> [OBJECTIVE]:
Count how many lines include "description" and answer with that number only.

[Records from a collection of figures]
◆ ◆ ◆
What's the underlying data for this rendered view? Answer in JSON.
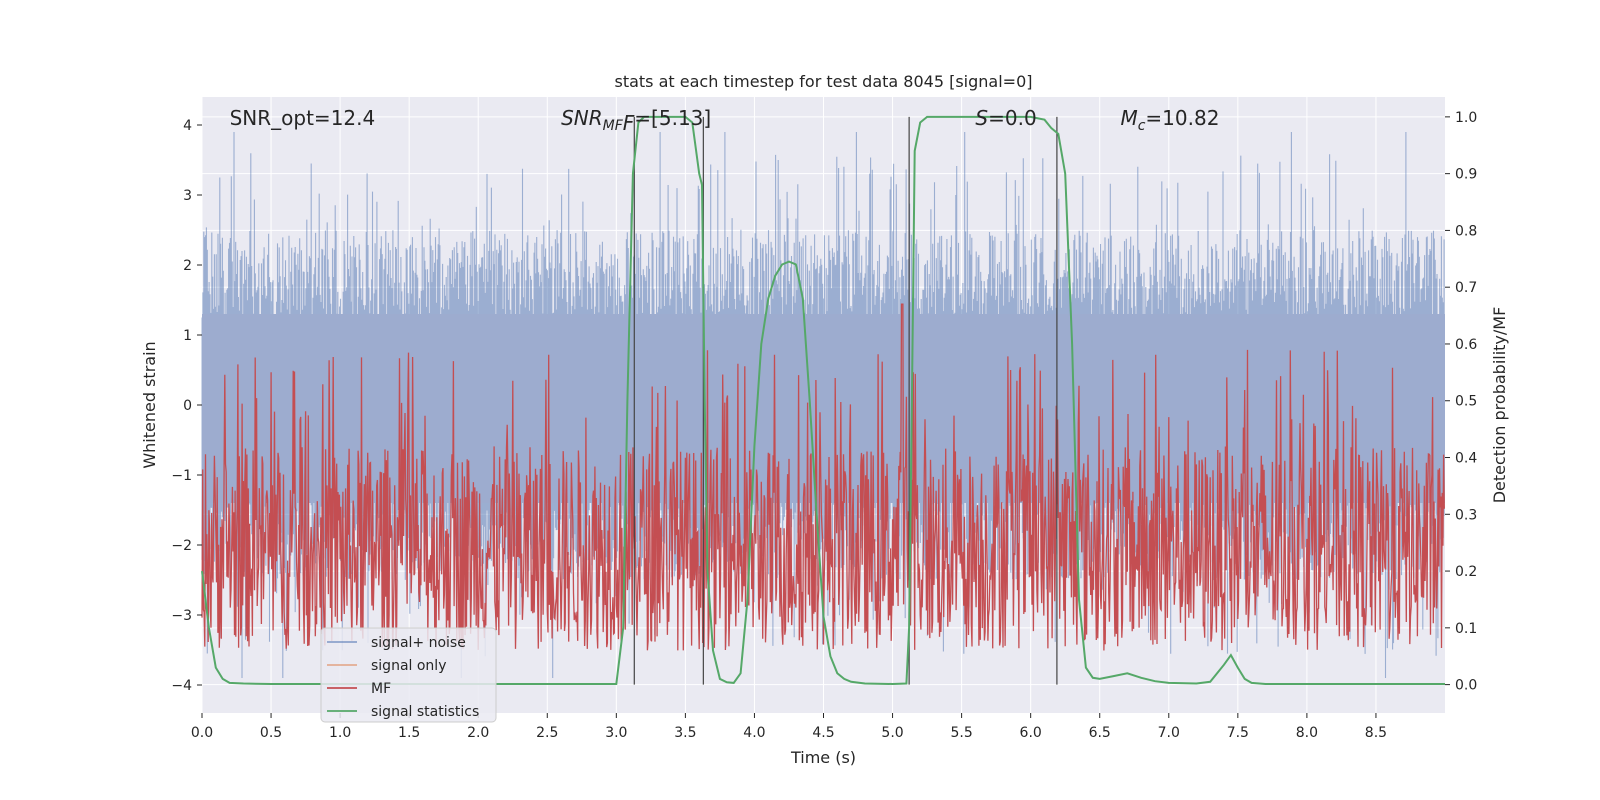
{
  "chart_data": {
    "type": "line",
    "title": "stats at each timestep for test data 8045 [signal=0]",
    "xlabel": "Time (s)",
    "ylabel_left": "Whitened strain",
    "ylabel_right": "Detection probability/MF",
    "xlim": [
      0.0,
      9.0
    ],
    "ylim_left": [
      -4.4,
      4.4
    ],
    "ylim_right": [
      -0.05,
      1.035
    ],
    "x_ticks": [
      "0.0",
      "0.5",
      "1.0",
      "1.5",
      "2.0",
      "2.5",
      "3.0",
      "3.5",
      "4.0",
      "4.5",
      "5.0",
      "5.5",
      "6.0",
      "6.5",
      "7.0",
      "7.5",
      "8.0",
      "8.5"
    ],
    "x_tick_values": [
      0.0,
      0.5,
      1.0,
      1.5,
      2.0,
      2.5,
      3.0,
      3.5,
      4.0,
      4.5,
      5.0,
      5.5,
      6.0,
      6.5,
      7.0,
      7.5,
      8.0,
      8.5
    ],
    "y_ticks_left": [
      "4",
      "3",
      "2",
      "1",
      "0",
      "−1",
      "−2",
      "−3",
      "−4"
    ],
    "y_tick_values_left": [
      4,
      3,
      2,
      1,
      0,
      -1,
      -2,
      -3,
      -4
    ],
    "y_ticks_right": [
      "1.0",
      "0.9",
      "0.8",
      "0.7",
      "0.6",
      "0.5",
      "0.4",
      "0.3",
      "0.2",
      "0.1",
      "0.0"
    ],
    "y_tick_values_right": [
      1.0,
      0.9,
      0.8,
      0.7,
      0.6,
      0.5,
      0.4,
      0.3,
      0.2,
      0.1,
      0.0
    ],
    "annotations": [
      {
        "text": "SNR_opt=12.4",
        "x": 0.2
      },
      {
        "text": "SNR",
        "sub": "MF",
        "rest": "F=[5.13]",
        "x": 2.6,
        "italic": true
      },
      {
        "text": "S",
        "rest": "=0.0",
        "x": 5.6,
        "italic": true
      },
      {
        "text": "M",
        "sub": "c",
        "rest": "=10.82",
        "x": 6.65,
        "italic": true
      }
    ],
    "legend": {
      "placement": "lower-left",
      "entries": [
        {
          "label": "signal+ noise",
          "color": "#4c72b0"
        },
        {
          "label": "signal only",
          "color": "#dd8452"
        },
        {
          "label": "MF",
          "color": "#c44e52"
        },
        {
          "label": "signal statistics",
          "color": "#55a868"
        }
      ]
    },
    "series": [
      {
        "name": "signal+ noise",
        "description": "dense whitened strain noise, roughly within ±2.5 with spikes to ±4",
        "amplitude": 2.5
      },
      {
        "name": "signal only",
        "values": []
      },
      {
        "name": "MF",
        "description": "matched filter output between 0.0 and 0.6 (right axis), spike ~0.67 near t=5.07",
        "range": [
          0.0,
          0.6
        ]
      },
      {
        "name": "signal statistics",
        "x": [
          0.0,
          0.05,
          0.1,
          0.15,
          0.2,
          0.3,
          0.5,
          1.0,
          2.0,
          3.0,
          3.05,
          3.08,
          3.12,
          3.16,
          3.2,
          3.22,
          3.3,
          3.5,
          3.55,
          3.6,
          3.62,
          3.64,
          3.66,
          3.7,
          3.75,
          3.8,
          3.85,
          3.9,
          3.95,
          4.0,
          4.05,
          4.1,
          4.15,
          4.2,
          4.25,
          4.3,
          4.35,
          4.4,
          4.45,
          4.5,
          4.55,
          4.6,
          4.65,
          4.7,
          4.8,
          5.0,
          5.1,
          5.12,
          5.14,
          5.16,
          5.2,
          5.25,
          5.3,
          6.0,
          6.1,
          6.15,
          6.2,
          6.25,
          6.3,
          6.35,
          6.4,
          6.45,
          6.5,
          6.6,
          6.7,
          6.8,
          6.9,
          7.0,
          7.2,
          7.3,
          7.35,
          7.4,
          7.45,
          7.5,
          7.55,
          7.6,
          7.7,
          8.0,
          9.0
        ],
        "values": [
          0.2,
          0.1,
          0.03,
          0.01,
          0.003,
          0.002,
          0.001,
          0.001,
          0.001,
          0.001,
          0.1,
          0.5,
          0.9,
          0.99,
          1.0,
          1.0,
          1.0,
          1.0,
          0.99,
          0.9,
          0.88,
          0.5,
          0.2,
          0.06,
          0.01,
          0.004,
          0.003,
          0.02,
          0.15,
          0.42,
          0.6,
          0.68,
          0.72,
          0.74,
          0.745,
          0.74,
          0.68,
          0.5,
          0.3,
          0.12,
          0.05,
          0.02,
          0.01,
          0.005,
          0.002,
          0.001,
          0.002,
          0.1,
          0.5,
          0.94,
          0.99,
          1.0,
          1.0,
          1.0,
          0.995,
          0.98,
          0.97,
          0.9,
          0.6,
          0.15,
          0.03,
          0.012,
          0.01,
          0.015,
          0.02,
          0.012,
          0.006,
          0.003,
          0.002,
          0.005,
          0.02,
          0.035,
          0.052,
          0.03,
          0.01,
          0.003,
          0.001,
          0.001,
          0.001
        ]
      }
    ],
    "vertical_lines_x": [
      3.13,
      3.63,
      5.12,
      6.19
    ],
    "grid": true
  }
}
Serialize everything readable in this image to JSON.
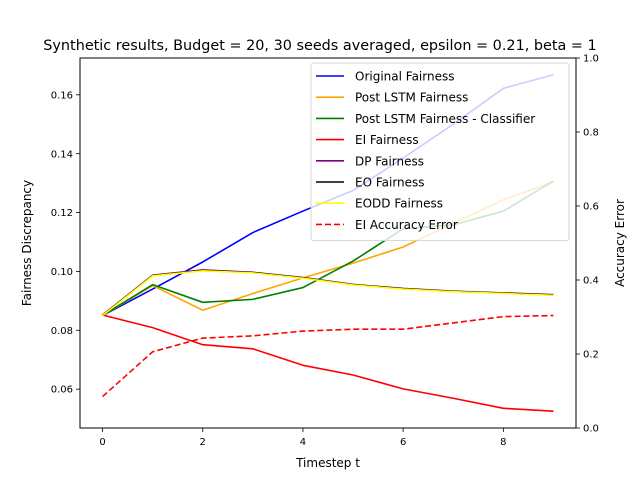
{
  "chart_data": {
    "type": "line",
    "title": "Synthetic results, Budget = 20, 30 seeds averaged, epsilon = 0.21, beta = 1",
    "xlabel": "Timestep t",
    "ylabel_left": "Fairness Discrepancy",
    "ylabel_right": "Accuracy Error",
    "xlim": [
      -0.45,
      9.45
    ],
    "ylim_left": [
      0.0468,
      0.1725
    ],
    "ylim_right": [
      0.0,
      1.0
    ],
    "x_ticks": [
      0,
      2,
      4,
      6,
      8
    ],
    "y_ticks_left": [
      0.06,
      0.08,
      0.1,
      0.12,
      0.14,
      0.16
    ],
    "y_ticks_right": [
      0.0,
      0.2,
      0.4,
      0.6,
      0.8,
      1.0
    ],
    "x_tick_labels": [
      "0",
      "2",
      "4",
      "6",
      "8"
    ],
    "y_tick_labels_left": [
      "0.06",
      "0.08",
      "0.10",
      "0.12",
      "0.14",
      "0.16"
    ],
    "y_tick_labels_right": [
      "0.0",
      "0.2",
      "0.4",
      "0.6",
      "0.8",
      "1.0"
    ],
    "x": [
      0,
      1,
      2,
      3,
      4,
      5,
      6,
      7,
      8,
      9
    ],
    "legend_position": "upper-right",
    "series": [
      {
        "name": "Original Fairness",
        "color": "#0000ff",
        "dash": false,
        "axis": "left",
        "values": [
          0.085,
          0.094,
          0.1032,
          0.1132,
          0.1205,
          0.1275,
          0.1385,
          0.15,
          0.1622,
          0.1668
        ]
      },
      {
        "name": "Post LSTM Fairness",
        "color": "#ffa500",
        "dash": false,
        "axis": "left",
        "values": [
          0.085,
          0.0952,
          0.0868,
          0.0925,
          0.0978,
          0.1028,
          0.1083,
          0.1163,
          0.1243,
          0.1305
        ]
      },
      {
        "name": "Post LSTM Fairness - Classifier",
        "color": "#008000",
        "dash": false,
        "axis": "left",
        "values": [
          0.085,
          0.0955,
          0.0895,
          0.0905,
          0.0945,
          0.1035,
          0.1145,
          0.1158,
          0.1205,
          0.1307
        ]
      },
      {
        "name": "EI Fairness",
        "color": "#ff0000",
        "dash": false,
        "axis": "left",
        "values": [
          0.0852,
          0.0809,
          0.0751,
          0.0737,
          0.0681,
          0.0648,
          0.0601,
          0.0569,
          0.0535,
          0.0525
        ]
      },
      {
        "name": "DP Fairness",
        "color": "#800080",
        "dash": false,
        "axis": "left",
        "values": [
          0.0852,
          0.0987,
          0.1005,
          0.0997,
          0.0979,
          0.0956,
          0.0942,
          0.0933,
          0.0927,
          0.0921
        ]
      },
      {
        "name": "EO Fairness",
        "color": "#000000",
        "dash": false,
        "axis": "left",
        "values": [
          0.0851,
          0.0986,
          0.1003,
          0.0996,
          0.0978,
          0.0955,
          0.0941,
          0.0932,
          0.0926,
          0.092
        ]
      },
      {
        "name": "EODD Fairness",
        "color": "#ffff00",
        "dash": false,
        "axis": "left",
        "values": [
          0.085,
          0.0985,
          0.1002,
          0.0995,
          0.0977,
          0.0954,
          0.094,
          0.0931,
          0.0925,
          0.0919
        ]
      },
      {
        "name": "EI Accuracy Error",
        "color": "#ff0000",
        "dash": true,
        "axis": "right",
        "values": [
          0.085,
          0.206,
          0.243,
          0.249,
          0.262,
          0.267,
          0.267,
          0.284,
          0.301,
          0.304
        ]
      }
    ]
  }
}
◆ ◆ ◆
> [FULL SOLUTION]:
2